Your answer should be the full set of records, printed exactly as they stand.

START Provided information

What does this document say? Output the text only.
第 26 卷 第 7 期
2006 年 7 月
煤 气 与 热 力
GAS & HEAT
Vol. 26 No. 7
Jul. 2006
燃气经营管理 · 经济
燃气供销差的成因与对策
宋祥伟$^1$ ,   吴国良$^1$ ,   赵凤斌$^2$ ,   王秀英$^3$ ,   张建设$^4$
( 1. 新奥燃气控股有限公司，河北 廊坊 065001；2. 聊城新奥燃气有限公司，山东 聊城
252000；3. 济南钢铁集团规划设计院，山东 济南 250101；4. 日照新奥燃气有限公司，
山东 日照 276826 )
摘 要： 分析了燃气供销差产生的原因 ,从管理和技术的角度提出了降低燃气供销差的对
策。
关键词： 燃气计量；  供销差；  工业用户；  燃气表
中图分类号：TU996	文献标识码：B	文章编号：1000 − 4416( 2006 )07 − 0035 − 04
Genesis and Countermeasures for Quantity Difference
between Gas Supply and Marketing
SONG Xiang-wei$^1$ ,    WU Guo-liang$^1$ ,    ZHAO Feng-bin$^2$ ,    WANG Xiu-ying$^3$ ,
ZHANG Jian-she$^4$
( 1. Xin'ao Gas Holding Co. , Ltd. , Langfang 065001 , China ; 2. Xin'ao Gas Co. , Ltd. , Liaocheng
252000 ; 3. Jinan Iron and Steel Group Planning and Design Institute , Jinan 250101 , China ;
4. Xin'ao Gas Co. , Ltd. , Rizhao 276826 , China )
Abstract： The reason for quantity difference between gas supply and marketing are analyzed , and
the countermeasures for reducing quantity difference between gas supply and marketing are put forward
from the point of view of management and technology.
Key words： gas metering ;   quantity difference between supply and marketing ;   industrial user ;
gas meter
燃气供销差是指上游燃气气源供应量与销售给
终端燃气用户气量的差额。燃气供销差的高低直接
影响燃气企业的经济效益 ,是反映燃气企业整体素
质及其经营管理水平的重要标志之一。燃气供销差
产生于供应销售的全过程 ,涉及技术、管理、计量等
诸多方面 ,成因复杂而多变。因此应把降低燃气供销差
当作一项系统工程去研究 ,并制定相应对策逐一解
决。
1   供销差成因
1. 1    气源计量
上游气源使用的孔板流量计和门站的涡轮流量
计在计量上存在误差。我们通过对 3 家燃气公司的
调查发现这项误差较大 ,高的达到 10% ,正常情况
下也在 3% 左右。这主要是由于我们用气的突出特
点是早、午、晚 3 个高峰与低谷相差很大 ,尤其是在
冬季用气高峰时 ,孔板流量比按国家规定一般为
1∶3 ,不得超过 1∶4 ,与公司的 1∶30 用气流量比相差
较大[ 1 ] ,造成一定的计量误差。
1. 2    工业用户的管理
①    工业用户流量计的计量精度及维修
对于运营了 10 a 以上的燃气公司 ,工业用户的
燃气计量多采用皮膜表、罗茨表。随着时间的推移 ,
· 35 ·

END Provided information

Task output:
What does this document say? Output the text only.
第 26 卷 第 7 期
2006 年 7 月
煤 气 与 热 力
GAS & HEAT
Vol. 26 No. 7
Jul. 2006
燃气经营管理 · 经济
燃气供销差的成因与对策
宋祥伟$^1$ ,   吴国良$^1$ ,   赵凤斌$^2$ ,   王秀英$^3$ ,   张建设$^4$
( 1. 新奥燃气控股有限公司，河北 廊坊 065001；2. 聊城新奥燃气有限公司，山东 聊城
252000；3. 济南钢铁集团规划设计院，山东 济南 250101；4. 日照新奥燃气有限公司，
山东 日照 276826 )
摘 要： 分析了燃气供销差产生的原因 ,从管理和技术的角度提出了降低燃气供销差的对
策。
关键词： 燃气计量；  供销差；  工业用户；  燃气表
中图分类号：TU996	文献标识码：B	文章编号：1000 − 4416( 2006 )07 − 0035 − 04
Genesis and Countermeasures for Quantity Difference
between Gas Supply and Marketing
SONG Xiang-wei$^1$ ,    WU Guo-liang$^1$ ,    ZHAO Feng-bin$^2$ ,    WANG Xiu-ying$^3$ ,
ZHANG Jian-she$^4$
( 1. Xin'ao Gas Holding Co. , Ltd. , Langfang 065001 , China ; 2. Xin'ao Gas Co. , Ltd. , Liaocheng
252000 ; 3. Jinan Iron and Steel Group Planning and Design Institute , Jinan 250101 , China ;
4. Xin'ao Gas Co. , Ltd. , Rizhao 276826 , China )
Abstract： The reason for quantity difference between gas supply and marketing are analyzed , and
the countermeasures for reducing quantity difference between gas supply and marketing are put forward
from the point of view of management and technology.
Key words： gas metering ;   quantity difference between supply and marketing ;   industrial user ;
gas meter
燃气供销差是指上游燃气气源供应量与销售给
终端燃气用户气量的差额。燃气供销差的高低直接
影响燃气企业的经济效益 ,是反映燃气企业整体素
质及其经营管理水平的重要标志之一。燃气供销差
产生于供应销售的全过程 ,涉及技术、管理、计量等
诸多方面 ,成因复杂而多变。因此应把降低燃气供销差
当作一项系统工程去研究 ,并制定相应对策逐一解
决。
1   供销差成因
1. 1    气源计量
上游气源使用的孔板流量计和门站的涡轮流量
计在计量上存在误差。我们通过对 3 家燃气公司的
调查发现这项误差较大 ,高的达到 10% ,正常情况
下也在 3% 左右。这主要是由于我们用气的突出特
点是早、午、晚 3 个高峰与低谷相差很大 ,尤其是在
冬季用气高峰时 ,孔板流量比按国家规定一般为
1∶3 ,不得超过 1∶4 ,与公司的 1∶30 用气流量比相差
较大[ 1 ] ,造成一定的计量误差。
1. 2    工业用户的管理
①    工业用户流量计的计量精度及维修
对于运营了 10 a 以上的燃气公司 ,工业用户的
燃气计量多采用皮膜表、罗茨表。随着时间的推移 ,
· 35 ·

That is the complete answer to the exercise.